Aim. Locate each line of the material that contains "description", then return it.

════════════════════

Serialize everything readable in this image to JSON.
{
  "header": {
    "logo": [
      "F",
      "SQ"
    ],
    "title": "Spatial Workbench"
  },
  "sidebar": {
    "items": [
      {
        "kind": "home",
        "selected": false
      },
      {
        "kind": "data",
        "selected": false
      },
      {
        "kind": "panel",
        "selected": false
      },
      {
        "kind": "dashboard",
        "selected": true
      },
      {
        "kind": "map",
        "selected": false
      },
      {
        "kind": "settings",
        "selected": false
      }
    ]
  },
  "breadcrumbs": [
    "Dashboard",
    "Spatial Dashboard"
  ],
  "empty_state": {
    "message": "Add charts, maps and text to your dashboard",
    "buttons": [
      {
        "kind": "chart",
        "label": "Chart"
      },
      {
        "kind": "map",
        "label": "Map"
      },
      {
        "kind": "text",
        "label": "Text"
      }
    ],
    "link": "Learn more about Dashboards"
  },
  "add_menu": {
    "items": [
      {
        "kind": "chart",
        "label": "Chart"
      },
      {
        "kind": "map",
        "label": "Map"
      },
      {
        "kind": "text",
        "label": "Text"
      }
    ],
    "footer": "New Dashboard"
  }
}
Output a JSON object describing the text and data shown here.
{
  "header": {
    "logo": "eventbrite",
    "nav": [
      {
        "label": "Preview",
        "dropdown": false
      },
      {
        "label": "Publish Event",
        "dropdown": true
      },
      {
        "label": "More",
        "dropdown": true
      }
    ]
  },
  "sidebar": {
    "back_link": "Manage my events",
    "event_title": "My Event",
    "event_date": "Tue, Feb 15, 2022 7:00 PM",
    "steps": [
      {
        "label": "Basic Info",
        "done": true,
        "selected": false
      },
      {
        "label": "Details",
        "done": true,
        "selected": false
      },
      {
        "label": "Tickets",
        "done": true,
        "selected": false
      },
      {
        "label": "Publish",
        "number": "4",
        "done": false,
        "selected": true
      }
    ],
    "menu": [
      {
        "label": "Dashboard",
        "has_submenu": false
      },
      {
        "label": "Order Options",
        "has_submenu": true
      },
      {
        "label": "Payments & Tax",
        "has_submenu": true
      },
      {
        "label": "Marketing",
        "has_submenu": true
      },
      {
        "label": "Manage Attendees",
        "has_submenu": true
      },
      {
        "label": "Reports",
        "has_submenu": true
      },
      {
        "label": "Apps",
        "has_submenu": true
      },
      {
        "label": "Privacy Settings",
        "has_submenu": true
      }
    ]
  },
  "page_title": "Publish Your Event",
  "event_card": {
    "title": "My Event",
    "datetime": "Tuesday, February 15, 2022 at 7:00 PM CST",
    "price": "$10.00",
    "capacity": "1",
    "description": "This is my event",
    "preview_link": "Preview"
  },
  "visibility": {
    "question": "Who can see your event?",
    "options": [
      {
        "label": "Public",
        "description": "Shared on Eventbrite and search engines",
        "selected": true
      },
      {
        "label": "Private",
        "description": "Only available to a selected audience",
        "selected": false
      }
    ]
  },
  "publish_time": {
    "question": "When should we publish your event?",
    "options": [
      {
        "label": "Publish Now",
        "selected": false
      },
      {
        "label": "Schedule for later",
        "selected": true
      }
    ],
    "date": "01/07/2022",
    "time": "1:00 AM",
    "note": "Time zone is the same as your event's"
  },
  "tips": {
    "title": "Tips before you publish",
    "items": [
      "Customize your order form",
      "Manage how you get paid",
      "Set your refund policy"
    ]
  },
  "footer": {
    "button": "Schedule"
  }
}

════════════════════

Solution.
    "description": "This is my event",
        "description": "Shared on Eventbrite and search engines",
        "description": "Only available to a selected audience",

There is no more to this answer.